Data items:
====
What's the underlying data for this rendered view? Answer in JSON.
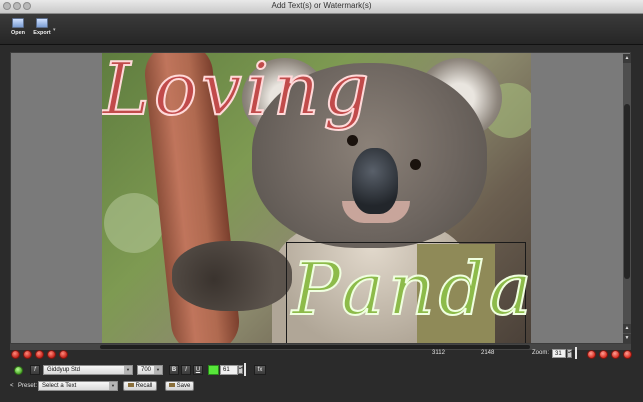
{
  "window": {
    "title": "Add Text(s) or Watermark(s)"
  },
  "toolbar": {
    "open_label": "Open",
    "export_label": "Export",
    "more_label": "▾"
  },
  "canvas": {
    "watermark_text_1": "Loving",
    "watermark_text_2": "Pandas",
    "scroll_up": "▲",
    "scroll_down": "▼"
  },
  "status": {
    "width": "3112",
    "height": "2148",
    "zoom_label": "Zoom:",
    "zoom_value": "31"
  },
  "text_controls": {
    "font_family": "Giddyup Std",
    "font_weight": "700",
    "bold_label": "B",
    "italic_label": "I",
    "underline_label": "U",
    "opacity_value": "61",
    "fx_label": "fx",
    "italic_f_label": "f"
  },
  "preset": {
    "collapse_label": "<",
    "label": "Preset:",
    "select_value": "Select a Text",
    "recall_label": "Recall",
    "save_label": "Save"
  },
  "colors": {
    "text_color": "#57e63a",
    "loving_color": "#c14b4b",
    "pandas_color": "#8dbb4a"
  }
}
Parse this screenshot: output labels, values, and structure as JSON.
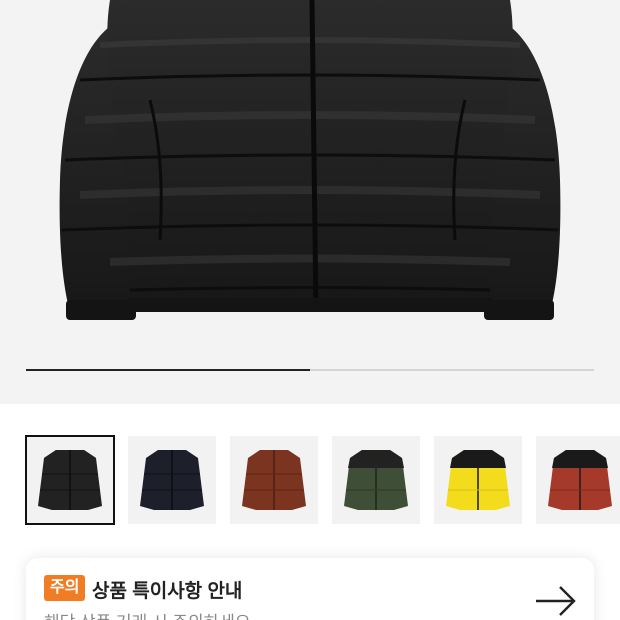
{
  "product_images": {
    "main_image": "jacket-black-front",
    "slider_progress": 0.5,
    "thumbnails": [
      {
        "color_name": "black",
        "body": "#222222",
        "shoulder": "#222222",
        "selected": true
      },
      {
        "color_name": "navy",
        "body": "#1d1f2a",
        "shoulder": "#1d1f2a",
        "selected": false
      },
      {
        "color_name": "brown",
        "body": "#7a3420",
        "shoulder": "#7a3420",
        "selected": false
      },
      {
        "color_name": "green",
        "body": "#3f4e36",
        "shoulder": "#222222",
        "selected": false
      },
      {
        "color_name": "yellow",
        "body": "#f2dc1c",
        "shoulder": "#1a1a1a",
        "selected": false
      },
      {
        "color_name": "red",
        "body": "#a63a2a",
        "shoulder": "#1a1a1a",
        "selected": false
      }
    ]
  },
  "notice": {
    "badge": "주의",
    "title": "상품 특이사항 안내",
    "subtitle": "해당 상품 거래 시 주의하세요",
    "arrow_icon": "arrow-right-icon"
  }
}
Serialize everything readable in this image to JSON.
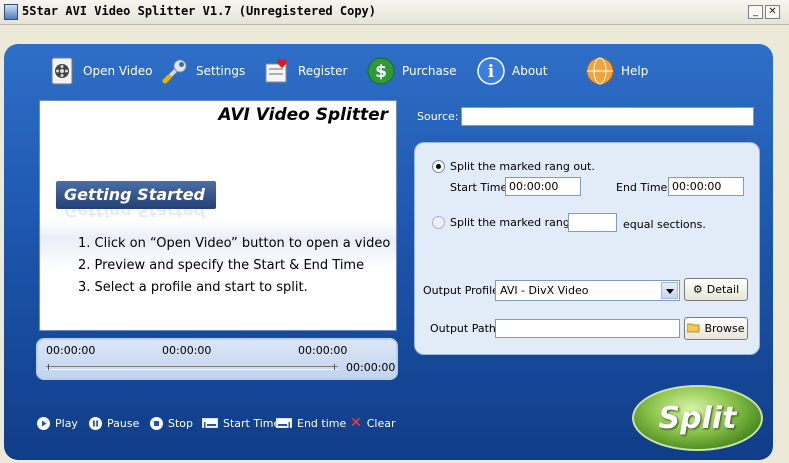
{
  "window": {
    "title": "5Star AVI Video Splitter V1.7 (Unregistered Copy)",
    "minimize": "_",
    "close": "✕"
  },
  "toolbar": {
    "open_video": "Open Video",
    "settings": "Settings",
    "register": "Register",
    "purchase": "Purchase",
    "about": "About",
    "help": "Help"
  },
  "preview": {
    "title": "AVI Video Splitter",
    "banner": "Getting Started",
    "steps": [
      "1. Click on “Open Video” button to open a video",
      "2. Preview and specify the Start & End Time",
      "3. Select a profile and start to split."
    ]
  },
  "timeline": {
    "start": "00:00:00",
    "middle": "00:00:00",
    "end_marker": "00:00:00",
    "total": "00:00:00"
  },
  "source": {
    "label": "Source:",
    "value": ""
  },
  "split_options": {
    "mode_marked": "Split the marked rang out.",
    "start_time_label": "Start Time:",
    "start_time": "00:00:00",
    "end_time_label": "End Time:",
    "end_time": "00:00:00",
    "mode_equal": "Split the marked rang to",
    "sections_value": "",
    "sections_suffix": "equal sections.",
    "selected_mode": "marked"
  },
  "output": {
    "profile_label": "Output Profile:",
    "profile_value": "AVI - DivX Video",
    "detail_button": "Detail",
    "path_label": "Output Path:",
    "path_value": "",
    "browse_button": "Browse"
  },
  "controls": {
    "play": "Play",
    "pause": "Pause",
    "stop": "Stop",
    "start_time": "Start Time",
    "end_time": "End time",
    "clear": "Clear"
  },
  "split_button": "Split"
}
====
Problem requirements: Extract exactly the lines from the one containing "Serialize everything readable" through the last line of the records above, both included, and leave out the pictures.

Correct output:
Serialize everything readable in this image to JSON.
{
  "window": {
    "title": "5Star AVI Video Splitter V1.7 (Unregistered Copy)",
    "minimize": "_",
    "close": "✕"
  },
  "toolbar": {
    "open_video": "Open Video",
    "settings": "Settings",
    "register": "Register",
    "purchase": "Purchase",
    "about": "About",
    "help": "Help"
  },
  "preview": {
    "title": "AVI Video Splitter",
    "banner": "Getting Started",
    "steps": [
      "1. Click on “Open Video” button to open a video",
      "2. Preview and specify the Start & End Time",
      "3. Select a profile and start to split."
    ]
  },
  "timeline": {
    "start": "00:00:00",
    "middle": "00:00:00",
    "end_marker": "00:00:00",
    "total": "00:00:00"
  },
  "source": {
    "label": "Source:",
    "value": ""
  },
  "split_options": {
    "mode_marked": "Split the marked rang out.",
    "start_time_label": "Start Time:",
    "start_time": "00:00:00",
    "end_time_label": "End Time:",
    "end_time": "00:00:00",
    "mode_equal": "Split the marked rang to",
    "sections_value": "",
    "sections_suffix": "equal sections.",
    "selected_mode": "marked"
  },
  "output": {
    "profile_label": "Output Profile:",
    "profile_value": "AVI - DivX Video",
    "detail_button": "Detail",
    "path_label": "Output Path:",
    "path_value": "",
    "browse_button": "Browse"
  },
  "controls": {
    "play": "Play",
    "pause": "Pause",
    "stop": "Stop",
    "start_time": "Start Time",
    "end_time": "End time",
    "clear": "Clear"
  },
  "split_button": "Split"
}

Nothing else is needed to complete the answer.